§ REQUIREMENTS: Arrange each line of the records below as a row in a Markdown table with two columns, Row and Line, numbering the rows and skipping blank lines. Leave the pictures out of the table.

§ TASK MATERIAL:
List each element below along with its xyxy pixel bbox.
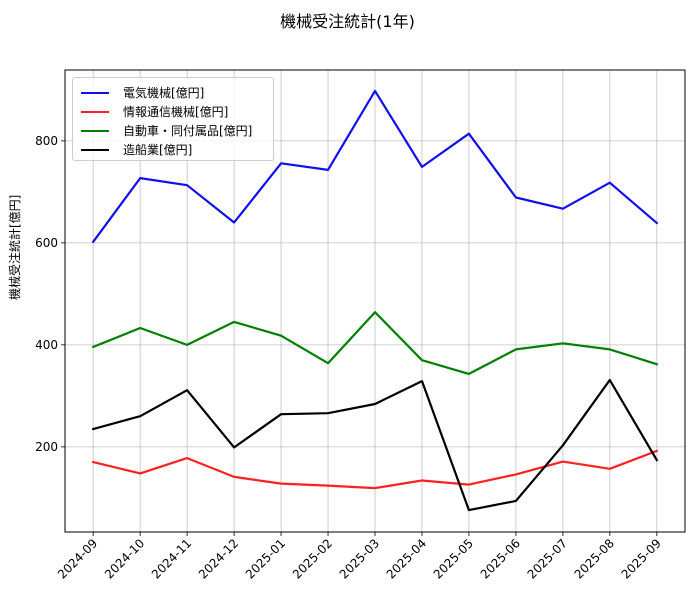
legend-item-auto: 自動車・同付属品[億円]: [81, 121, 273, 140]
x-tick-label: 2025-09: [619, 536, 664, 581]
x-tick-label: 2024-09: [55, 536, 100, 581]
x-tick-label: 2025-05: [431, 536, 476, 581]
legend-swatch-auto: [81, 129, 109, 132]
y-tick-label: 200: [35, 440, 58, 454]
x-tick-label: 2025-08: [572, 536, 617, 581]
x-tick-label: 2025-07: [525, 536, 570, 581]
series-line-3: [91, 378, 659, 512]
legend-swatch-electric: [81, 91, 109, 94]
legend-swatch-shipbuilding: [81, 148, 109, 151]
data-lines: [91, 89, 659, 512]
legend-swatch-ict: [81, 110, 109, 113]
legend-label: 造船業[億円]: [123, 143, 193, 157]
legend-item-electric: 電気機械[億円]: [81, 83, 273, 102]
x-tick-label: 2024-12: [196, 536, 241, 581]
chart-title: 機械受注統計(1年): [280, 12, 415, 31]
y-tick-label: 800: [35, 134, 58, 148]
x-tick-label: 2025-02: [290, 536, 335, 581]
series-line-0: [91, 89, 659, 244]
x-tick-label: 2025-03: [337, 536, 382, 581]
series-line-1: [91, 449, 659, 490]
x-tick-label: 2024-11: [149, 536, 194, 581]
legend-label: 自動車・同付属品[億円]: [123, 124, 253, 138]
y-tick-label: 600: [35, 236, 58, 250]
legend-label: 電気機械[億円]: [123, 86, 205, 100]
legend-item-shipbuilding: 造船業[億円]: [81, 140, 273, 159]
series-line-2: [91, 311, 659, 375]
y-axis-ticks: 200 400 600 800: [35, 134, 65, 454]
legend: 電気機械[億円] 情報通信機械[億円] 自動車・同付属品[億円] 造船業[億円]: [72, 77, 274, 161]
legend-label: 情報通信機械[億円]: [123, 105, 229, 119]
legend-item-ict: 情報通信機械[億円]: [81, 102, 273, 121]
y-tick-label: 400: [35, 338, 58, 352]
x-tick-label: 2025-01: [243, 536, 288, 581]
x-tick-label: 2025-06: [478, 536, 523, 581]
x-tick-label: 2024-10: [102, 536, 147, 581]
x-tick-label: 2025-04: [384, 536, 429, 581]
x-axis-ticks: 2024-09 2024-10 2024-11 2024-12 2025-01 2025-…: [55, 532, 664, 582]
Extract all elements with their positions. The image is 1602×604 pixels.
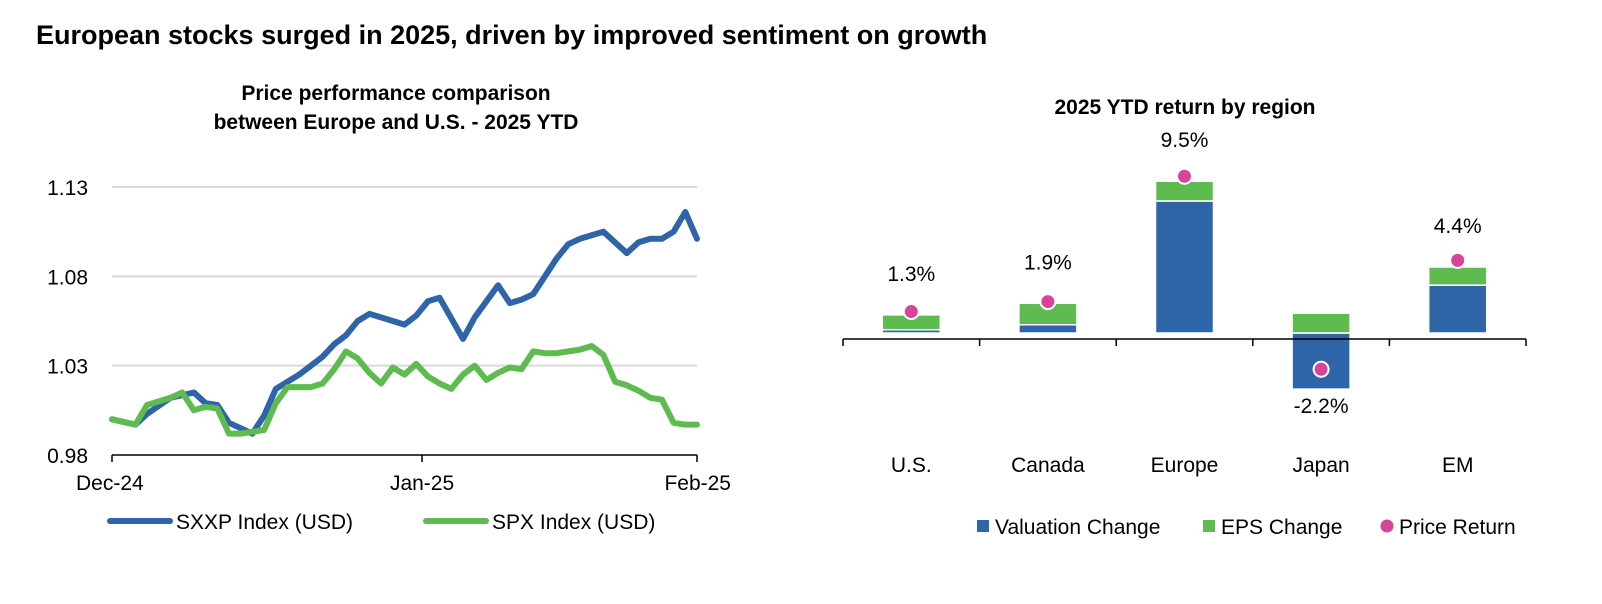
legend-swatch <box>977 520 989 532</box>
x-tick-label: Feb-25 <box>664 472 731 495</box>
series-line-sxxp <box>109 209 700 437</box>
bar-valuation <box>1154 200 1215 334</box>
legend-label: SPX Index (USD) <box>492 511 655 534</box>
legend-swatch <box>1380 519 1394 533</box>
legend-label: Price Return <box>1399 516 1516 539</box>
data-label: 1.9% <box>1024 251 1072 274</box>
price-return-dot <box>1449 251 1467 269</box>
bar-valuation <box>1018 324 1078 334</box>
legend-label: SXXP Index (USD) <box>176 511 353 534</box>
price-return-dot <box>1039 293 1057 311</box>
bar-chart-title: 2025 YTD return by region <box>1054 96 1315 119</box>
main-title: European stocks surged in 2025, driven b… <box>36 20 988 50</box>
bar-eps <box>1291 312 1351 334</box>
category-label: Europe <box>1151 454 1219 477</box>
line-chart-title: between Europe and U.S. - 2025 YTD <box>214 111 579 134</box>
bar-chart: 2025 YTD return by region 1.3% U.S. 1.9% Can… <box>842 96 1527 539</box>
category-label: Japan <box>1292 454 1349 477</box>
y-tick-label: 0.98 <box>47 445 88 468</box>
category-label: EM <box>1442 454 1474 477</box>
y-tick-label: 1.08 <box>47 266 88 289</box>
data-label: 1.3% <box>887 263 935 286</box>
data-label: 4.4% <box>1434 215 1482 238</box>
x-tick-label: Jan-25 <box>390 472 454 495</box>
legend-label: EPS Change <box>1221 516 1342 539</box>
category-label: Canada <box>1011 454 1085 477</box>
line-chart-title: Price performance comparison <box>241 82 550 105</box>
legend-label: Valuation Change <box>995 516 1160 539</box>
price-return-dot <box>1176 167 1193 185</box>
data-label: 9.5% <box>1161 129 1209 152</box>
series-line-spx <box>109 343 700 437</box>
bar-eps <box>1427 266 1488 286</box>
legend-swatch <box>1203 520 1215 532</box>
y-tick-label: 1.13 <box>47 177 88 200</box>
category-label: U.S. <box>891 454 932 477</box>
price-return-dot <box>1312 360 1330 378</box>
y-tick-label: 1.03 <box>47 356 88 379</box>
bar-valuation <box>1427 284 1488 334</box>
price-return-dot <box>902 303 920 321</box>
data-label: -2.2% <box>1294 395 1349 418</box>
line-chart: Price performance comparison between Euro… <box>47 82 731 534</box>
x-tick-label: Dec-24 <box>76 472 144 495</box>
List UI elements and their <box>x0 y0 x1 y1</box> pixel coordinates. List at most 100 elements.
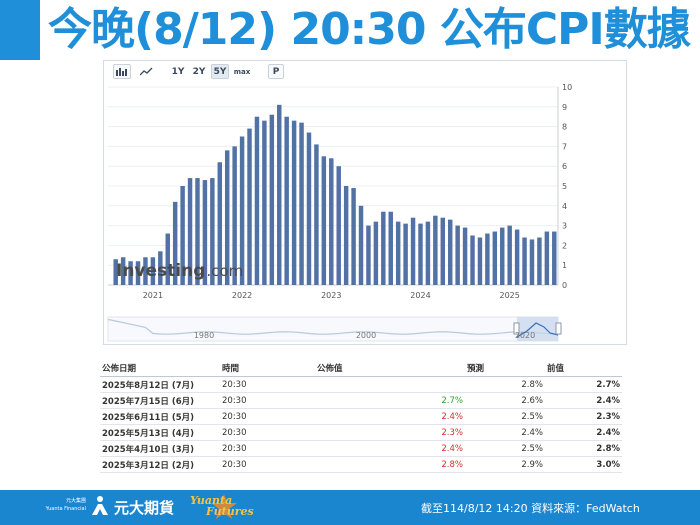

§ RESPONSE TO THIS TASK:
| Row | Line |
|---|---|
| 1 | List each element below along with its xyxy pixel bbox. |
| 2 | legend-item-auto: 自動車・同付属品[億円]: [81, 121, 273, 140] |
| 3 | x-tick-label: 2025-09: [619, 536, 664, 581] |
| 4 | x-tick-label: 2024-09: [55, 536, 100, 581] |
| 5 | x-tick-label: 2025-05: [431, 536, 476, 581] |
| 6 | legend-swatch-auto: [81, 129, 109, 132] |
| 7 | y-tick-label: 200: [35, 440, 58, 454] |
| 8 | x-tick-label: 2025-08: [572, 536, 617, 581] |
| 9 | x-tick-label: 2025-07: [525, 536, 570, 581] |
| 10 | series-line-3: [91, 378, 659, 512] |
| 11 | legend-swatch-electric: [81, 91, 109, 94] |
| 12 | legend-swatch-shipbuilding: [81, 148, 109, 151] |
| 13 | data-lines: [91, 89, 659, 512] |
| 14 | legend-swatch-ict: [81, 110, 109, 113] |
| 15 | legend-label: 造船業[億円]: [123, 143, 193, 157] |
| 16 | legend-item-electric: 電気機械[億円]: [81, 83, 273, 102] |
| 17 | x-tick-label: 2024-12: [196, 536, 241, 581] |
| 18 | chart-title: 機械受注統計(1年): [280, 12, 415, 31] |
| 19 | y-tick-label: 800: [35, 134, 58, 148] |
| 20 | x-tick-label: 2025-02: [290, 536, 335, 581] |
| 21 | series-line-0: [91, 89, 659, 244] |
| 22 | x-tick-label: 2025-03: [337, 536, 382, 581] |
| 23 | series-line-1: [91, 449, 659, 490] |
| 24 | x-tick-label: 2024-11: [149, 536, 194, 581] |
| 25 | legend-label: 自動車・同付属品[億円]: [123, 124, 253, 138] |
| 26 | y-tick-label: 600: [35, 236, 58, 250] |
| 27 | legend-label: 電気機械[億円]: [123, 86, 205, 100] |
| 28 | legend-item-shipbuilding: 造船業[億円]: [81, 140, 273, 159] |
| 29 | series-line-2: [91, 311, 659, 375] |
| 30 | y-axis-ticks: 200 400 600 800: [35, 134, 65, 454] |
| 31 | legend: 電気機械[億円] 情報通信機械[億円] 自動車・同付属品[億円] 造船業[億円]: [72, 77, 274, 161] |
| 32 | legend-label: 情報通信機械[億円]: [123, 105, 229, 119] |
| 33 | legend-item-ict: 情報通信機械[億円]: [81, 102, 273, 121] |
| 34 | y-tick-label: 400: [35, 338, 58, 352] |
| 35 | x-tick-label: 2025-01: [243, 536, 288, 581] |
| 36 | x-tick-label: 2025-06: [478, 536, 523, 581] |
| 37 | x-tick-label: 2024-10: [102, 536, 147, 581] |
| 38 | x-tick-label: 2025-04: [384, 536, 429, 581] |
| 39 | x-axis-ticks: 2024-09 2024-10 2024-11 2024-12 2025-01 2025-…: [55, 532, 664, 582] |
| 40 | Extract all elements with their positions. The image is 1602×604 pixels. |
| 41 | legend-swatch <box>977 520 989 532</box> |
| 42 | x-tick-label: Feb-25 <box>664 472 731 495</box> |
| 43 | series-line-sxxp <box>109 209 700 437</box> |
| 44 | bar-valuation <box>1154 200 1215 334</box> |
| 45 | legend-label: SPX Index (USD) <box>492 511 655 534</box> |
| 46 | legend-swatch <box>1380 519 1394 533</box> |
| 47 | legend-label: Price Return <box>1399 516 1516 539</box> |
| 48 | data-label: 1.9% <box>1024 251 1072 274</box> |
| 49 | price-return-dot <box>1449 251 1467 269</box> |
| 50 | bar-valuation <box>1018 324 1078 334</box> |
| 51 | legend-label: SXXP Index (USD) <box>176 511 353 534</box> |
| 52 | price-return-dot <box>1039 293 1057 311</box> |
| 53 | bar-chart-title: 2025 YTD return by region <box>1054 96 1315 119</box> |
| 54 | main-title: European stocks surged in 2025, driven b… <box>36 20 988 50</box> |
| 55 | bar-eps <box>1291 312 1351 334</box> |
| 56 | category-label: Europe <box>1151 454 1219 477</box> |
| 57 | line-chart-title: between Europe and U.S. - 2025 YTD <box>214 111 579 134</box> |
| 58 | bar-chart: 2025 YTD return by region 1.3% U.S. 1.9% Can… <box>842 96 1527 539</box> |
| 59 | category-label: Japan <box>1292 454 1349 477</box> |
| 60 | y-tick-label: 0.98 <box>47 445 88 468</box> |
| 61 | category-label: EM <box>1442 454 1474 477</box> |
| 62 | y-tick-label: 1.08 <box>47 266 88 289</box> |
| 63 | data-label: 1.3% <box>887 263 935 286</box> |
| 64 | data-label: 4.4% <box>1434 215 1482 238</box> |
| 65 | x-tick-label: Jan-25 <box>390 472 454 495</box> |
| 66 | legend-label: EPS Change <box>1221 516 1342 539</box> |
| 67 | category-label: Canada <box>1011 454 1085 477</box> |
| 68 | line-chart-title: Price performance comparison <box>241 82 550 105</box> |
| 69 | legend-label: Valuation Change <box>995 516 1160 539</box> |
| 70 | price-return-dot <box>1176 167 1193 185</box> |
| 71 | data-label: 9.5% <box>1161 129 1209 152</box> |
| 72 | series-line-spx <box>109 343 700 437</box> |
| 73 | bar-eps <box>1427 266 1488 286</box> |
| 74 | legend-swatch <box>1203 520 1215 532</box> |
| 75 | y-tick-label: 1.13 <box>47 177 88 200</box> |
| 76 | category-label: U.S. <box>891 454 932 477</box> |
| 77 | price-return-dot <box>1312 360 1330 378</box> |
| 78 | y-tick-label: 1.03 <box>47 356 88 379</box> |
| 79 | bar-valuation <box>1427 284 1488 334</box> |
| 80 | price-return-dot <box>902 303 920 321</box> |
| 81 | data-label: -2.2% <box>1294 395 1349 418</box> |
| 82 | line-chart: Price performance comparison between Euro… <box>47 82 731 534</box> |
| 83 | x-tick-label: Dec-24 <box>76 472 144 495</box> |
| 84 | List UI elements and their <box>x0 y0 x1 y1</box> pixel coordinates. List at most 100 elements. |